* **The exercise**
Repeat the listing in full, preserving every character.

* **Provided data**
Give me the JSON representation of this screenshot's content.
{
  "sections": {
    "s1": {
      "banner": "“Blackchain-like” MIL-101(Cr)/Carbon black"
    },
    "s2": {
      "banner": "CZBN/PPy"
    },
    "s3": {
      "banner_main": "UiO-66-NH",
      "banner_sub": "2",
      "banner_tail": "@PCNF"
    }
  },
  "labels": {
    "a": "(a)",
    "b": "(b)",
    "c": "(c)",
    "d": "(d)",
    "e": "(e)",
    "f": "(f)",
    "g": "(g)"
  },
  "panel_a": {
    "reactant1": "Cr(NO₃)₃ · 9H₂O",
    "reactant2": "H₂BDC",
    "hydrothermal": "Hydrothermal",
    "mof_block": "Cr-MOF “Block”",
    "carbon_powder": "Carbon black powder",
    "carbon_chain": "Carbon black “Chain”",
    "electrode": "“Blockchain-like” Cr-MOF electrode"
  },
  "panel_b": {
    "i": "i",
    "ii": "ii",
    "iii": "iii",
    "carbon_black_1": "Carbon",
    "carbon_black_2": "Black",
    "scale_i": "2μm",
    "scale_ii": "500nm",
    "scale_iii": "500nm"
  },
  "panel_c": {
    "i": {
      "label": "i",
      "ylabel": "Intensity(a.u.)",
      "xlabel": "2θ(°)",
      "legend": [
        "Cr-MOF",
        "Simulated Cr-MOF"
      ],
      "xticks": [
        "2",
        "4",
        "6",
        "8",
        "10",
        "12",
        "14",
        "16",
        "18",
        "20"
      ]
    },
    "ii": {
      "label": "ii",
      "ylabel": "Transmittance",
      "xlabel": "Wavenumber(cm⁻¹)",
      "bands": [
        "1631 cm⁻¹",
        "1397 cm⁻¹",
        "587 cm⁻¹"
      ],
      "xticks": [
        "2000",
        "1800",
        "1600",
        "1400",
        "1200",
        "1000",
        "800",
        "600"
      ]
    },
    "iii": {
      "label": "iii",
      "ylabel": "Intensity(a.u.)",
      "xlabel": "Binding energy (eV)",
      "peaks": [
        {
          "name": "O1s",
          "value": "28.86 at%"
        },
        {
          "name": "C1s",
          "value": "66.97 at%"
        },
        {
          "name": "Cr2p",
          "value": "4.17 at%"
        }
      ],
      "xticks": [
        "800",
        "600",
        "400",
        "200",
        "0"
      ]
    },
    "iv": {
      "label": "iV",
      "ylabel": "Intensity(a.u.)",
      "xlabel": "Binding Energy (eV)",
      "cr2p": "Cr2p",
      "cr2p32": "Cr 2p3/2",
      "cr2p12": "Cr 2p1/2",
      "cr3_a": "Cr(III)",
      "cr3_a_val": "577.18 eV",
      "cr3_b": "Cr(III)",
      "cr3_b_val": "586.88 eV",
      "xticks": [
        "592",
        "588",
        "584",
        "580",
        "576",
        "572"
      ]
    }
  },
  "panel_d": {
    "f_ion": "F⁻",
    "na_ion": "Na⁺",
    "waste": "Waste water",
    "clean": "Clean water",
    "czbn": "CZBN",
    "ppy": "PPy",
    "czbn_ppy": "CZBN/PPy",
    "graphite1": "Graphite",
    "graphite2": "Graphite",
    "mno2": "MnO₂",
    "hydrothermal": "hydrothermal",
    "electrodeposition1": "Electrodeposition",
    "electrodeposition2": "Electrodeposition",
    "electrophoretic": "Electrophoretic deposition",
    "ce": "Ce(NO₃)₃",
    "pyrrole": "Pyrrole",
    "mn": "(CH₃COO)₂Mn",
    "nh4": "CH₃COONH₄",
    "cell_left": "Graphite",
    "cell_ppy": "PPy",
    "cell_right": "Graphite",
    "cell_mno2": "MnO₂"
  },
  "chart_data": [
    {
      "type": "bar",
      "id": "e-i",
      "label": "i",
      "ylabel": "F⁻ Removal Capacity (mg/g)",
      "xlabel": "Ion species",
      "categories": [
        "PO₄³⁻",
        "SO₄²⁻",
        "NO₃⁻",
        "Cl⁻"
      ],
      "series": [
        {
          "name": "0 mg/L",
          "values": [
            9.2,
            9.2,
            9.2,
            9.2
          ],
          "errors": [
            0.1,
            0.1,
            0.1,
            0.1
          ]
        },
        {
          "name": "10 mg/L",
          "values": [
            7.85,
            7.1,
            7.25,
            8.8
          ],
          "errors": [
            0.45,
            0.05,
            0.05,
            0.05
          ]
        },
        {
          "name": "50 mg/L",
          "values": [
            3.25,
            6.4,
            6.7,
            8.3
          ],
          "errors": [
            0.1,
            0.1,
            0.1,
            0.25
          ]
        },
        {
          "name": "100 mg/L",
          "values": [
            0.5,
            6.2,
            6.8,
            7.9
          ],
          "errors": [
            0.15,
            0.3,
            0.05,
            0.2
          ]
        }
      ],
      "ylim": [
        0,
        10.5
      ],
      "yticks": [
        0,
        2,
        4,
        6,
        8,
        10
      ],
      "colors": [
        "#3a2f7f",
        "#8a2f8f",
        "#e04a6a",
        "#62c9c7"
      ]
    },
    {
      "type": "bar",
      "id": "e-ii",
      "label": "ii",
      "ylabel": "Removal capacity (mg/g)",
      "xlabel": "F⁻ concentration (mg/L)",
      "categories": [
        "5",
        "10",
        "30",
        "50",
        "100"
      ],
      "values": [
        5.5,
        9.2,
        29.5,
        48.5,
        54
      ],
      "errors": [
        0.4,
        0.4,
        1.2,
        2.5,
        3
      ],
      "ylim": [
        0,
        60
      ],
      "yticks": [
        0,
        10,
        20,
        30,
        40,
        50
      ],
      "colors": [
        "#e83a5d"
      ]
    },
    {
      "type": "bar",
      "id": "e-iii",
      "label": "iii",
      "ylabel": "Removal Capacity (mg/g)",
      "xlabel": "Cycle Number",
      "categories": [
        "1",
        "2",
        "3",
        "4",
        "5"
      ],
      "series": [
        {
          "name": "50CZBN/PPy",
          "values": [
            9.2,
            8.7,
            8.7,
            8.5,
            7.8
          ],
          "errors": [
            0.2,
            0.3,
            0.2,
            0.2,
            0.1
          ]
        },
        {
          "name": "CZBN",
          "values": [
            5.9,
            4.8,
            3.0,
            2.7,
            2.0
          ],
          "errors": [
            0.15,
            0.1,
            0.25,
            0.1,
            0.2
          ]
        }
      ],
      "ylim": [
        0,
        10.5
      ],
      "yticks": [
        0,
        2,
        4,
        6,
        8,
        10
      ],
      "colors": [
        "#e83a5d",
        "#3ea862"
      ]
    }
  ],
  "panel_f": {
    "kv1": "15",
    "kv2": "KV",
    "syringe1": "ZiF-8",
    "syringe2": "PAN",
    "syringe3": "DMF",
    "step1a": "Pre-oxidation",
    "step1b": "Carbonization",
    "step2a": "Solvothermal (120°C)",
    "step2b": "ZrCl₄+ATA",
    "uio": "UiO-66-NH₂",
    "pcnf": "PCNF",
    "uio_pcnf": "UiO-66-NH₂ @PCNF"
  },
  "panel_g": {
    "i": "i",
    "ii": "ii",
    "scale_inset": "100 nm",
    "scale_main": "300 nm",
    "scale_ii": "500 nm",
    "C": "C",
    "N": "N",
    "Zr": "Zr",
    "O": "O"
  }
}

* **Task output**
Give me the JSON representation of this screenshot's content.
{
  "sections": {
    "s1": {
      "banner": "“Blackchain-like” MIL-101(Cr)/Carbon black"
    },
    "s2": {
      "banner": "CZBN/PPy"
    },
    "s3": {
      "banner_main": "UiO-66-NH",
      "banner_sub": "2",
      "banner_tail": "@PCNF"
    }
  },
  "labels": {
    "a": "(a)",
    "b": "(b)",
    "c": "(c)",
    "d": "(d)",
    "e": "(e)",
    "f": "(f)",
    "g": "(g)"
  },
  "panel_a": {
    "reactant1": "Cr(NO₃)₃ · 9H₂O",
    "reactant2": "H₂BDC",
    "hydrothermal": "Hydrothermal",
    "mof_block": "Cr-MOF “Block”",
    "carbon_powder": "Carbon black powder",
    "carbon_chain": "Carbon black “Chain”",
    "electrode": "“Blockchain-like” Cr-MOF electrode"
  },
  "panel_b": {
    "i": "i",
    "ii": "ii",
    "iii": "iii",
    "carbon_black_1": "Carbon",
    "carbon_black_2": "Black",
    "scale_i": "2μm",
    "scale_ii": "500nm",
    "scale_iii": "500nm"
  },
  "panel_c": {
    "i": {
      "label": "i",
      "ylabel": "Intensity(a.u.)",
      "xlabel": "2θ(°)",
      "legend": [
        "Cr-MOF",
        "Simulated Cr-MOF"
      ],
      "xticks": [
        "2",
        "4",
        "6",
        "8",
        "10",
        "12",
        "14",
        "16",
        "18",
        "20"
      ]
    },
    "ii": {
      "label": "ii",
      "ylabel": "Transmittance",
      "xlabel": "Wavenumber(cm⁻¹)",
      "bands": [
        "1631 cm⁻¹",
        "1397 cm⁻¹",
        "587 cm⁻¹"
      ],
      "xticks": [
        "2000",
        "1800",
        "1600",
        "1400",
        "1200",
        "1000",
        "800",
        "600"
      ]
    },
    "iii": {
      "label": "iii",
      "ylabel": "Intensity(a.u.)",
      "xlabel": "Binding energy (eV)",
      "peaks": [
        {
          "name": "O1s",
          "value": "28.86 at%"
        },
        {
          "name": "C1s",
          "value": "66.97 at%"
        },
        {
          "name": "Cr2p",
          "value": "4.17 at%"
        }
      ],
      "xticks": [
        "800",
        "600",
        "400",
        "200",
        "0"
      ]
    },
    "iv": {
      "label": "iV",
      "ylabel": "Intensity(a.u.)",
      "xlabel": "Binding Energy (eV)",
      "cr2p": "Cr2p",
      "cr2p32": "Cr 2p3/2",
      "cr2p12": "Cr 2p1/2",
      "cr3_a": "Cr(III)",
      "cr3_a_val": "577.18 eV",
      "cr3_b": "Cr(III)",
      "cr3_b_val": "586.88 eV",
      "xticks": [
        "592",
        "588",
        "584",
        "580",
        "576",
        "572"
      ]
    }
  },
  "panel_d": {
    "f_ion": "F⁻",
    "na_ion": "Na⁺",
    "waste": "Waste water",
    "clean": "Clean water",
    "czbn": "CZBN",
    "ppy": "PPy",
    "czbn_ppy": "CZBN/PPy",
    "graphite1": "Graphite",
    "graphite2": "Graphite",
    "mno2": "MnO₂",
    "hydrothermal": "hydrothermal",
    "electrodeposition1": "Electrodeposition",
    "electrodeposition2": "Electrodeposition",
    "electrophoretic": "Electrophoretic deposition",
    "ce": "Ce(NO₃)₃",
    "pyrrole": "Pyrrole",
    "mn": "(CH₃COO)₂Mn",
    "nh4": "CH₃COONH₄",
    "cell_left": "Graphite",
    "cell_ppy": "PPy",
    "cell_right": "Graphite",
    "cell_mno2": "MnO₂"
  },
  "chart_data": [
    {
      "type": "bar",
      "id": "e-i",
      "label": "i",
      "ylabel": "F⁻ Removal Capacity (mg/g)",
      "xlabel": "Ion species",
      "categories": [
        "PO₄³⁻",
        "SO₄²⁻",
        "NO₃⁻",
        "Cl⁻"
      ],
      "series": [
        {
          "name": "0 mg/L",
          "values": [
            9.2,
            9.2,
            9.2,
            9.2
          ],
          "errors": [
            0.1,
            0.1,
            0.1,
            0.1
          ]
        },
        {
          "name": "10 mg/L",
          "values": [
            7.85,
            7.1,
            7.25,
            8.8
          ],
          "errors": [
            0.45,
            0.05,
            0.05,
            0.05
          ]
        },
        {
          "name": "50 mg/L",
          "values": [
            3.25,
            6.4,
            6.7,
            8.3
          ],
          "errors": [
            0.1,
            0.1,
            0.1,
            0.25
          ]
        },
        {
          "name": "100 mg/L",
          "values": [
            0.5,
            6.2,
            6.8,
            7.9
          ],
          "errors": [
            0.15,
            0.3,
            0.05,
            0.2
          ]
        }
      ],
      "ylim": [
        0,
        10.5
      ],
      "yticks": [
        0,
        2,
        4,
        6,
        8,
        10
      ],
      "colors": [
        "#3a2f7f",
        "#8a2f8f",
        "#e04a6a",
        "#62c9c7"
      ]
    },
    {
      "type": "bar",
      "id": "e-ii",
      "label": "ii",
      "ylabel": "Removal capacity (mg/g)",
      "xlabel": "F⁻ concentration (mg/L)",
      "categories": [
        "5",
        "10",
        "30",
        "50",
        "100"
      ],
      "values": [
        5.5,
        9.2,
        29.5,
        48.5,
        54
      ],
      "errors": [
        0.4,
        0.4,
        1.2,
        2.5,
        3
      ],
      "ylim": [
        0,
        60
      ],
      "yticks": [
        0,
        10,
        20,
        30,
        40,
        50
      ],
      "colors": [
        "#e83a5d"
      ]
    },
    {
      "type": "bar",
      "id": "e-iii",
      "label": "iii",
      "ylabel": "Removal Capacity (mg/g)",
      "xlabel": "Cycle Number",
      "categories": [
        "1",
        "2",
        "3",
        "4",
        "5"
      ],
      "series": [
        {
          "name": "50CZBN/PPy",
          "values": [
            9.2,
            8.7,
            8.7,
            8.5,
            7.8
          ],
          "errors": [
            0.2,
            0.3,
            0.2,
            0.2,
            0.1
          ]
        },
        {
          "name": "CZBN",
          "values": [
            5.9,
            4.8,
            3.0,
            2.7,
            2.0
          ],
          "errors": [
            0.15,
            0.1,
            0.25,
            0.1,
            0.2
          ]
        }
      ],
      "ylim": [
        0,
        10.5
      ],
      "yticks": [
        0,
        2,
        4,
        6,
        8,
        10
      ],
      "colors": [
        "#e83a5d",
        "#3ea862"
      ]
    }
  ],
  "panel_f": {
    "kv1": "15",
    "kv2": "KV",
    "syringe1": "ZiF-8",
    "syringe2": "PAN",
    "syringe3": "DMF",
    "step1a": "Pre-oxidation",
    "step1b": "Carbonization",
    "step2a": "Solvothermal (120°C)",
    "step2b": "ZrCl₄+ATA",
    "uio": "UiO-66-NH₂",
    "pcnf": "PCNF",
    "uio_pcnf": "UiO-66-NH₂ @PCNF"
  },
  "panel_g": {
    "i": "i",
    "ii": "ii",
    "scale_inset": "100 nm",
    "scale_main": "300 nm",
    "scale_ii": "500 nm",
    "C": "C",
    "N": "N",
    "Zr": "Zr",
    "O": "O"
  }
}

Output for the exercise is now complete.